SET TASK:
Report, word for word, every line of the material that contains "INSTANCE".

GIVEN RECORDS:
----
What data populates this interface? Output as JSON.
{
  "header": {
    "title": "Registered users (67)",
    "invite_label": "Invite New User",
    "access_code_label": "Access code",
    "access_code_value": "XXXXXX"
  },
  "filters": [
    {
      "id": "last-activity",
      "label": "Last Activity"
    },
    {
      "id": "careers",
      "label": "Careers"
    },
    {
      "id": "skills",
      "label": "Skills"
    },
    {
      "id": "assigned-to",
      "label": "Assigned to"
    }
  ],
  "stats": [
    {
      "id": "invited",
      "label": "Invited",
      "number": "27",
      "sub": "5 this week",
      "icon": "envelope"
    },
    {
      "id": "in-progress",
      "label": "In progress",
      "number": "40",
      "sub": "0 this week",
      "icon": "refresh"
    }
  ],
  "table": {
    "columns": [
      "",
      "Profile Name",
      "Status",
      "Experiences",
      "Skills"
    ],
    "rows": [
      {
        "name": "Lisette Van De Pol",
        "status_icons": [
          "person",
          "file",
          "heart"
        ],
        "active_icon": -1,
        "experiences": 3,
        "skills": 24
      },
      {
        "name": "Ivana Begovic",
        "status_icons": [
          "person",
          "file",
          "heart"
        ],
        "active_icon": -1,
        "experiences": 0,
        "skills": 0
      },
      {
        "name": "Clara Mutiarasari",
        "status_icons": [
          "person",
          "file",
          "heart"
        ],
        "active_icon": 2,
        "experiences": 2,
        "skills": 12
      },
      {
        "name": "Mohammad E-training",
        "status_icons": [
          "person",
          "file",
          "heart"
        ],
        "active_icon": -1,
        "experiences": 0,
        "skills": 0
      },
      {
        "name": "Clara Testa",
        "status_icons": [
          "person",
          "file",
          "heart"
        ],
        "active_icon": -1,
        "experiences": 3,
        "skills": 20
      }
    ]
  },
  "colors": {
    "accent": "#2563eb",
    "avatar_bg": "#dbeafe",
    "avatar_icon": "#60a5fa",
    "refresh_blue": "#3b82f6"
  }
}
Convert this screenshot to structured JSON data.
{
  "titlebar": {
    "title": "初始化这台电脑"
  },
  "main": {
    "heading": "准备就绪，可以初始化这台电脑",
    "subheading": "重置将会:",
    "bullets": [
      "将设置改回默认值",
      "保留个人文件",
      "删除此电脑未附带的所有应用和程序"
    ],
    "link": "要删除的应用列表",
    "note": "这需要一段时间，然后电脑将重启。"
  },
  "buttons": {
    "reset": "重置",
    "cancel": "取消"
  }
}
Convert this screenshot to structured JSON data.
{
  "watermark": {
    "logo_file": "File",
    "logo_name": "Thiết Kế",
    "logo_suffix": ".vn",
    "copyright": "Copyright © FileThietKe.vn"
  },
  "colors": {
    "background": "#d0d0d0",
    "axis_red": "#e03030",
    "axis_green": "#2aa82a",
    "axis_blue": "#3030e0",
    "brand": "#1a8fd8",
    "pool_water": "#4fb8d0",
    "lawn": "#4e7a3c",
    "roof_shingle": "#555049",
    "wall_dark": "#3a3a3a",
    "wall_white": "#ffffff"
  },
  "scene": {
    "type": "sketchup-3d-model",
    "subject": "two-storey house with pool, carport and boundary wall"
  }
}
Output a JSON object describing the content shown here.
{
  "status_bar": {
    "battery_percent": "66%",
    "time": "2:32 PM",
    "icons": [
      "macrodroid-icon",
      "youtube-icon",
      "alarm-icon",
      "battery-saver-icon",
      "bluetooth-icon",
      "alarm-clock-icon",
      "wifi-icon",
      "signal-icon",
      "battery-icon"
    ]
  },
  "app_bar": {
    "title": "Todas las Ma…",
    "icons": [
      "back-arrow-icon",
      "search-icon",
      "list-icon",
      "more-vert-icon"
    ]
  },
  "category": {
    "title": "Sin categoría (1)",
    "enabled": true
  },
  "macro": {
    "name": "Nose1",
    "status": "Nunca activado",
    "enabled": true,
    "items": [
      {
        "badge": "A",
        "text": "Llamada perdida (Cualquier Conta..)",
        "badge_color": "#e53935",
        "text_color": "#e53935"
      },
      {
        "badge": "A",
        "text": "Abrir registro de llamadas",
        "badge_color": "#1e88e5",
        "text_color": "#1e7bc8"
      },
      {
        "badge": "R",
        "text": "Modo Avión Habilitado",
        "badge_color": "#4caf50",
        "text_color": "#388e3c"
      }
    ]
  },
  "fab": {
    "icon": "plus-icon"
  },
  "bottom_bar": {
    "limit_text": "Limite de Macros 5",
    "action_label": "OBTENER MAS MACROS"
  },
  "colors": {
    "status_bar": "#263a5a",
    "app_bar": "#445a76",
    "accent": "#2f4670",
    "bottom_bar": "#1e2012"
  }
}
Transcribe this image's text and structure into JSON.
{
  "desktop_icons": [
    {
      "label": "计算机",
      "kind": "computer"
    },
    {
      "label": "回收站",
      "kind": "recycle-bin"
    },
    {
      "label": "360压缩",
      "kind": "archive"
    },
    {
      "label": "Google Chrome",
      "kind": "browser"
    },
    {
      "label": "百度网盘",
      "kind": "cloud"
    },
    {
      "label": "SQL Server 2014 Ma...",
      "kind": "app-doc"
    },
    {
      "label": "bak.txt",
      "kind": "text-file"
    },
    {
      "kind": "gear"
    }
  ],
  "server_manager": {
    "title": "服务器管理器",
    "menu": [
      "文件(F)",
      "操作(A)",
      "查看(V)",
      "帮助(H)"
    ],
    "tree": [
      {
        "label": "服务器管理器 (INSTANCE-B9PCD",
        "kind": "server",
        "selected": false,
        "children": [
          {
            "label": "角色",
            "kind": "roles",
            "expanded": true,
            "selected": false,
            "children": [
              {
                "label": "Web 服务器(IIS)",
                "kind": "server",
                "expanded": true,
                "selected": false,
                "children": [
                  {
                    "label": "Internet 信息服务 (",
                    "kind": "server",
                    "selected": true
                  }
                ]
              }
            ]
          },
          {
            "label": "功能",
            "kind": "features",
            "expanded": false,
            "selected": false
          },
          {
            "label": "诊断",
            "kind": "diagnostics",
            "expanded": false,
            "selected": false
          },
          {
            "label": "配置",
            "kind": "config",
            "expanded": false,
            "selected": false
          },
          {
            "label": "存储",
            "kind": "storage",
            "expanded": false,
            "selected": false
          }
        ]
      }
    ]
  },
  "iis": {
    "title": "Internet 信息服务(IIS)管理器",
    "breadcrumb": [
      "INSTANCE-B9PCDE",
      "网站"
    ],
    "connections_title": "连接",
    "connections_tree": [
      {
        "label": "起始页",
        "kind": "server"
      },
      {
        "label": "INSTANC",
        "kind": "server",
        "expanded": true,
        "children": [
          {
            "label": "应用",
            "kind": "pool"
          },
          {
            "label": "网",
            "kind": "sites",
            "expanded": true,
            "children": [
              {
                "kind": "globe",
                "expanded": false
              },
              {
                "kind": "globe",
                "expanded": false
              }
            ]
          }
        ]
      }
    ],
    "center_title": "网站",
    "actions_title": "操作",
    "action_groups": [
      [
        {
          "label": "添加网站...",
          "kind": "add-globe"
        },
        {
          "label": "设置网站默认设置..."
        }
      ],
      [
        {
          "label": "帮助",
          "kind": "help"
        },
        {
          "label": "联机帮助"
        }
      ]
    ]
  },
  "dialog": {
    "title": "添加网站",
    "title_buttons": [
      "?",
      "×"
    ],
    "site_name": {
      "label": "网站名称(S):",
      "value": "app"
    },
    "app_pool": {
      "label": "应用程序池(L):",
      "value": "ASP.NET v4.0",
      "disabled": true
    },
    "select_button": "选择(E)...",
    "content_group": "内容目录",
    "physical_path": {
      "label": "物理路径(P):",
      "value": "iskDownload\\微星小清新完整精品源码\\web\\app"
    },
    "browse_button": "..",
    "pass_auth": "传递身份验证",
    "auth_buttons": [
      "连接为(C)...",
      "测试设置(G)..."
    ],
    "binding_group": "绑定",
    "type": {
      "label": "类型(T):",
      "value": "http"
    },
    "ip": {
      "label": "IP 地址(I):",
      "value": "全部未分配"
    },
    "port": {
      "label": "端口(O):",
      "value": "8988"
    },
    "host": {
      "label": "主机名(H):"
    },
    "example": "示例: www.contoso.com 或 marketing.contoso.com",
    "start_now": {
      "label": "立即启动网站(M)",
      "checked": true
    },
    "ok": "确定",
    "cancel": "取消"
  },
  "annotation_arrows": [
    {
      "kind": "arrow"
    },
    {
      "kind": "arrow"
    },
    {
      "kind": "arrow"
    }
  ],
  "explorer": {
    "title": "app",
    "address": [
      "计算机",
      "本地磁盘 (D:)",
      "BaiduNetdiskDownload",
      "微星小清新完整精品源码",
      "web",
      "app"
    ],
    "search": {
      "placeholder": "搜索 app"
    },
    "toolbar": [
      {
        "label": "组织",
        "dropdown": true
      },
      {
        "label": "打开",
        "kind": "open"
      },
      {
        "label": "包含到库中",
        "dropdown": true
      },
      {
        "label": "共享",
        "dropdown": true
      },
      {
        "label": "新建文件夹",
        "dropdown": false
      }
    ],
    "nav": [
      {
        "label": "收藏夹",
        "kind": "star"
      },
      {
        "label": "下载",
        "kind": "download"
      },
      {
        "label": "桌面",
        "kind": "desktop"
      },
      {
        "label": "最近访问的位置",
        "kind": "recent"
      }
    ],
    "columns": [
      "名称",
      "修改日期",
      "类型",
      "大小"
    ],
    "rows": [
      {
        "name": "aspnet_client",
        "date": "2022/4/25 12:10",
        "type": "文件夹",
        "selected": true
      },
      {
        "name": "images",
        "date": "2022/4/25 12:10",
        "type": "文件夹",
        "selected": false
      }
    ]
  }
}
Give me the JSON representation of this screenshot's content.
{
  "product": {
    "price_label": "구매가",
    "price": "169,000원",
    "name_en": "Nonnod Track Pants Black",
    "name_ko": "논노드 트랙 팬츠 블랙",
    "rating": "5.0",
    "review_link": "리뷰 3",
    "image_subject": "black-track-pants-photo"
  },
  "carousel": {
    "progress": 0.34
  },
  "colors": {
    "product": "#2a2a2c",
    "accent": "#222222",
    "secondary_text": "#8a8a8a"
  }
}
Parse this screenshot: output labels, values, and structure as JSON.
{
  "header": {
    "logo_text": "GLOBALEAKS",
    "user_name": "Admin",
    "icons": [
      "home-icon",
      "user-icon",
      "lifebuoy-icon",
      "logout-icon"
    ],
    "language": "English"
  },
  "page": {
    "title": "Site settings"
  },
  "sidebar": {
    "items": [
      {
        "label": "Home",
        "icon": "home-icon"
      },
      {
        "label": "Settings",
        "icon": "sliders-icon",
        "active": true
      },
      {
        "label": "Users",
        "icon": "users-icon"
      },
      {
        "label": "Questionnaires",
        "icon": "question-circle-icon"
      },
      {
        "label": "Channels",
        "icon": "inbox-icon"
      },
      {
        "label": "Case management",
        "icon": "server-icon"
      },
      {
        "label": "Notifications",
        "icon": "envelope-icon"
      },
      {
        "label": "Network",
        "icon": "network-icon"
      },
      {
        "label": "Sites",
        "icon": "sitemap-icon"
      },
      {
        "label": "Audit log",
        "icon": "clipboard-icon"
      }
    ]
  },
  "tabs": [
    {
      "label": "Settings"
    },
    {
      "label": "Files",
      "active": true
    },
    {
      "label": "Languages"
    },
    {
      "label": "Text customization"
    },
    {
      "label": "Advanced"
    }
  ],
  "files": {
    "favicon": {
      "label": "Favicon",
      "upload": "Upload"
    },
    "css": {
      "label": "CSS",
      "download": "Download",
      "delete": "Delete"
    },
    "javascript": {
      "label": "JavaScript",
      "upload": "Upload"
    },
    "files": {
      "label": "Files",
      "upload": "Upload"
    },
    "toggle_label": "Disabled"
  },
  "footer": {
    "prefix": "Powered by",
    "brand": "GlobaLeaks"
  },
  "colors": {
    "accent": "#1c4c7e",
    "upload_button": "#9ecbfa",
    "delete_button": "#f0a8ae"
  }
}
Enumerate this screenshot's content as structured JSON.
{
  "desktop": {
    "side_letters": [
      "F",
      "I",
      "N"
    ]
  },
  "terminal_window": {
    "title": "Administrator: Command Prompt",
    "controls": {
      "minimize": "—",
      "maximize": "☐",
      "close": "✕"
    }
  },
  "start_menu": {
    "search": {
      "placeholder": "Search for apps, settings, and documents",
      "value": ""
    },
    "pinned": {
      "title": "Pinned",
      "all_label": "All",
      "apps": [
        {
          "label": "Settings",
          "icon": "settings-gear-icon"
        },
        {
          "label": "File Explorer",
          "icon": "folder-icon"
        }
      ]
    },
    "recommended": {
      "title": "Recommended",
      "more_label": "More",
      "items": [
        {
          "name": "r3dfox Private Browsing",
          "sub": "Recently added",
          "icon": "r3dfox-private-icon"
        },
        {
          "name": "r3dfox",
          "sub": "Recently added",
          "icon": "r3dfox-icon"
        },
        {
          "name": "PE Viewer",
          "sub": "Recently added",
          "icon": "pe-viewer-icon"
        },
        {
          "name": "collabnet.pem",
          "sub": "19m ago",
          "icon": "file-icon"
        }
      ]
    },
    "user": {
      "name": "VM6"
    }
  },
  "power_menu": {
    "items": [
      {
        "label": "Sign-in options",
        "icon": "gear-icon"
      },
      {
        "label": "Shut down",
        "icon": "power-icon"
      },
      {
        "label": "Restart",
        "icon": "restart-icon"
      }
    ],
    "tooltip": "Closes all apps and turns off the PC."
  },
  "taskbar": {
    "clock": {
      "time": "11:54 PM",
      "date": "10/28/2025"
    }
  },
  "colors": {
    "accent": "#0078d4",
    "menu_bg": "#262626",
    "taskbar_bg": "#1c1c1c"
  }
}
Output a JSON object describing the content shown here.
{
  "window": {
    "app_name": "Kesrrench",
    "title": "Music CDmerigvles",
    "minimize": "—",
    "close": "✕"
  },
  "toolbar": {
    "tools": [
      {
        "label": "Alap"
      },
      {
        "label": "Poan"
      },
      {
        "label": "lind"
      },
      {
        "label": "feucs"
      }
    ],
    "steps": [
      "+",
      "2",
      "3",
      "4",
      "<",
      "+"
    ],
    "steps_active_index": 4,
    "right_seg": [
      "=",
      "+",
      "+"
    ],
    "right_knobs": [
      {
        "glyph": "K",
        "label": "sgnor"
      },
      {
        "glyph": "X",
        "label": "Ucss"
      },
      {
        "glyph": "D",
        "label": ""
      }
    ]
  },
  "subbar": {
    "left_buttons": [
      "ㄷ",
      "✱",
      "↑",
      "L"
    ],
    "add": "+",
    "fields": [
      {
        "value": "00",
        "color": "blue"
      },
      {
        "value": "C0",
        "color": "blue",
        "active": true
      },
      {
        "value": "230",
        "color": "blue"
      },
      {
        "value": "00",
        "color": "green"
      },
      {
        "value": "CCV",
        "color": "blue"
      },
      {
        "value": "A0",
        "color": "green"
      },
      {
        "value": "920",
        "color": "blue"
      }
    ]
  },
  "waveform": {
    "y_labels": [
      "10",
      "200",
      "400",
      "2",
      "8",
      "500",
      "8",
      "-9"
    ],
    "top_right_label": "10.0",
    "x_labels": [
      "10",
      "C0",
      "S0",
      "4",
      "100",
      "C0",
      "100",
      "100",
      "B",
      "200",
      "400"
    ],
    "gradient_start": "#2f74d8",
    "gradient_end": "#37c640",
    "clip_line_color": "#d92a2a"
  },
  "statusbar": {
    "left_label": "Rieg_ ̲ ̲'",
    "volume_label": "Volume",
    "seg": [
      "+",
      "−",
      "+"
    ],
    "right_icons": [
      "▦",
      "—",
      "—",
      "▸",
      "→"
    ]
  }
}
----
THE REPLY:
        "label": "服务器管理器 (INSTANCE-B9PCD",
      "INSTANCE-B9PCDE",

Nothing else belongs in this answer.